What the exercise asks:
Could you write out every entry exactly as it stands?

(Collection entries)
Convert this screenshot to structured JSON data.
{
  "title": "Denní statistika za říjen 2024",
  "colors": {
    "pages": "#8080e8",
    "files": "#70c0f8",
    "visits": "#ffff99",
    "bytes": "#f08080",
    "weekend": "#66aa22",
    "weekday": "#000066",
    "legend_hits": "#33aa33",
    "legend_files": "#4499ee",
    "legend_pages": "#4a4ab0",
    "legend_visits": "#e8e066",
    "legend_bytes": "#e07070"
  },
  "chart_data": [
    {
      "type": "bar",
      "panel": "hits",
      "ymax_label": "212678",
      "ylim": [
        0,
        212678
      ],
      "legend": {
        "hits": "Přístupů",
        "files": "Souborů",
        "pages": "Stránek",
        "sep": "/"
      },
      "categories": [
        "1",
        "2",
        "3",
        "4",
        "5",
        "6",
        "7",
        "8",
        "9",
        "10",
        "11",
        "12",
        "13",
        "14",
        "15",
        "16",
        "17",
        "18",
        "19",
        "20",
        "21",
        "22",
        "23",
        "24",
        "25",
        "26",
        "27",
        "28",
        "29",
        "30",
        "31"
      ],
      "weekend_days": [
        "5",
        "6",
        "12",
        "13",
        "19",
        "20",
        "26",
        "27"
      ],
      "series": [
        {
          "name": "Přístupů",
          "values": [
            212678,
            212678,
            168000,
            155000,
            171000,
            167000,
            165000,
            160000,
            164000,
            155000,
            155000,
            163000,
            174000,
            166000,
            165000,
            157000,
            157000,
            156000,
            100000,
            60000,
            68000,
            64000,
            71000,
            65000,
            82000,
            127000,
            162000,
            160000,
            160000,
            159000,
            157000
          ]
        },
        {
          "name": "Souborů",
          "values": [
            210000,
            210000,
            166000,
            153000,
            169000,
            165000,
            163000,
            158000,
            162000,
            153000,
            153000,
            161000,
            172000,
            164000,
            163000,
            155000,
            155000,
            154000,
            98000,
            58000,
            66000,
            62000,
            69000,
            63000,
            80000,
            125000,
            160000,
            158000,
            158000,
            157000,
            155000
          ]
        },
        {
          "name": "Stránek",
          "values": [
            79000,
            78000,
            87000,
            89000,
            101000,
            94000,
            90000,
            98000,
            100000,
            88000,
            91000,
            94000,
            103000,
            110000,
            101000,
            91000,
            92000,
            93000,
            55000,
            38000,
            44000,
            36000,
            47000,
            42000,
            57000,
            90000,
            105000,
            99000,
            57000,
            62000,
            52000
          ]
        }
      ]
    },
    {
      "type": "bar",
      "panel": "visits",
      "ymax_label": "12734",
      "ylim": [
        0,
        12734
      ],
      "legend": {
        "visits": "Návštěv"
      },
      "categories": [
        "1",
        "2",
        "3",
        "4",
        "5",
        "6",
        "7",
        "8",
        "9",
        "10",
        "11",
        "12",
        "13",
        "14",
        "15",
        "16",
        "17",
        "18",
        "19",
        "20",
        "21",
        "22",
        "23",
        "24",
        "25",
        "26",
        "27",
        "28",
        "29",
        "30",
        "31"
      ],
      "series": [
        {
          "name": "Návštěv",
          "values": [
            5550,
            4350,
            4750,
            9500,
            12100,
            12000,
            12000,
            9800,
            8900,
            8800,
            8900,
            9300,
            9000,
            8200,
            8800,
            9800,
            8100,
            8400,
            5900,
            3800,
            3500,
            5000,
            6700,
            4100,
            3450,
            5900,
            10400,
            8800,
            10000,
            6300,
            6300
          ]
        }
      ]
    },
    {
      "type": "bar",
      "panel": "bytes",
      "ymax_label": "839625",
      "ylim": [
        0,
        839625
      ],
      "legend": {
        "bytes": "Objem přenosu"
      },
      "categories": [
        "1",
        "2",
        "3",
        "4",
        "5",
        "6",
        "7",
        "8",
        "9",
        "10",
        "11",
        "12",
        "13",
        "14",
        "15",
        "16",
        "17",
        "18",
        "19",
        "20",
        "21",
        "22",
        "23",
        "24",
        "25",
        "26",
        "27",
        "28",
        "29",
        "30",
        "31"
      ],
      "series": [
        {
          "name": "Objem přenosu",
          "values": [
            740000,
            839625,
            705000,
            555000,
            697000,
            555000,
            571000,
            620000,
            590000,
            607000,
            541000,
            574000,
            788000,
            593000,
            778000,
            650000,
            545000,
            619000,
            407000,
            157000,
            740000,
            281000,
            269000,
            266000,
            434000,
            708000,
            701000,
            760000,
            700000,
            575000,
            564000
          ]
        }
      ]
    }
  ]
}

Result of this exercise:
Convert this screenshot to structured JSON data.
{
  "title": "Denní statistika za říjen 2024",
  "colors": {
    "pages": "#8080e8",
    "files": "#70c0f8",
    "visits": "#ffff99",
    "bytes": "#f08080",
    "weekend": "#66aa22",
    "weekday": "#000066",
    "legend_hits": "#33aa33",
    "legend_files": "#4499ee",
    "legend_pages": "#4a4ab0",
    "legend_visits": "#e8e066",
    "legend_bytes": "#e07070"
  },
  "chart_data": [
    {
      "type": "bar",
      "panel": "hits",
      "ymax_label": "212678",
      "ylim": [
        0,
        212678
      ],
      "legend": {
        "hits": "Přístupů",
        "files": "Souborů",
        "pages": "Stránek",
        "sep": "/"
      },
      "categories": [
        "1",
        "2",
        "3",
        "4",
        "5",
        "6",
        "7",
        "8",
        "9",
        "10",
        "11",
        "12",
        "13",
        "14",
        "15",
        "16",
        "17",
        "18",
        "19",
        "20",
        "21",
        "22",
        "23",
        "24",
        "25",
        "26",
        "27",
        "28",
        "29",
        "30",
        "31"
      ],
      "weekend_days": [
        "5",
        "6",
        "12",
        "13",
        "19",
        "20",
        "26",
        "27"
      ],
      "series": [
        {
          "name": "Přístupů",
          "values": [
            212678,
            212678,
            168000,
            155000,
            171000,
            167000,
            165000,
            160000,
            164000,
            155000,
            155000,
            163000,
            174000,
            166000,
            165000,
            157000,
            157000,
            156000,
            100000,
            60000,
            68000,
            64000,
            71000,
            65000,
            82000,
            127000,
            162000,
            160000,
            160000,
            159000,
            157000
          ]
        },
        {
          "name": "Souborů",
          "values": [
            210000,
            210000,
            166000,
            153000,
            169000,
            165000,
            163000,
            158000,
            162000,
            153000,
            153000,
            161000,
            172000,
            164000,
            163000,
            155000,
            155000,
            154000,
            98000,
            58000,
            66000,
            62000,
            69000,
            63000,
            80000,
            125000,
            160000,
            158000,
            158000,
            157000,
            155000
          ]
        },
        {
          "name": "Stránek",
          "values": [
            79000,
            78000,
            87000,
            89000,
            101000,
            94000,
            90000,
            98000,
            100000,
            88000,
            91000,
            94000,
            103000,
            110000,
            101000,
            91000,
            92000,
            93000,
            55000,
            38000,
            44000,
            36000,
            47000,
            42000,
            57000,
            90000,
            105000,
            99000,
            57000,
            62000,
            52000
          ]
        }
      ]
    },
    {
      "type": "bar",
      "panel": "visits",
      "ymax_label": "12734",
      "ylim": [
        0,
        12734
      ],
      "legend": {
        "visits": "Návštěv"
      },
      "categories": [
        "1",
        "2",
        "3",
        "4",
        "5",
        "6",
        "7",
        "8",
        "9",
        "10",
        "11",
        "12",
        "13",
        "14",
        "15",
        "16",
        "17",
        "18",
        "19",
        "20",
        "21",
        "22",
        "23",
        "24",
        "25",
        "26",
        "27",
        "28",
        "29",
        "30",
        "31"
      ],
      "series": [
        {
          "name": "Návštěv",
          "values": [
            5550,
            4350,
            4750,
            9500,
            12100,
            12000,
            12000,
            9800,
            8900,
            8800,
            8900,
            9300,
            9000,
            8200,
            8800,
            9800,
            8100,
            8400,
            5900,
            3800,
            3500,
            5000,
            6700,
            4100,
            3450,
            5900,
            10400,
            8800,
            10000,
            6300,
            6300
          ]
        }
      ]
    },
    {
      "type": "bar",
      "panel": "bytes",
      "ymax_label": "839625",
      "ylim": [
        0,
        839625
      ],
      "legend": {
        "bytes": "Objem přenosu"
      },
      "categories": [
        "1",
        "2",
        "3",
        "4",
        "5",
        "6",
        "7",
        "8",
        "9",
        "10",
        "11",
        "12",
        "13",
        "14",
        "15",
        "16",
        "17",
        "18",
        "19",
        "20",
        "21",
        "22",
        "23",
        "24",
        "25",
        "26",
        "27",
        "28",
        "29",
        "30",
        "31"
      ],
      "series": [
        {
          "name": "Objem přenosu",
          "values": [
            740000,
            839625,
            705000,
            555000,
            697000,
            555000,
            571000,
            620000,
            590000,
            607000,
            541000,
            574000,
            788000,
            593000,
            778000,
            650000,
            545000,
            619000,
            407000,
            157000,
            740000,
            281000,
            269000,
            266000,
            434000,
            708000,
            701000,
            760000,
            700000,
            575000,
            564000
          ]
        }
      ]
    }
  ]
}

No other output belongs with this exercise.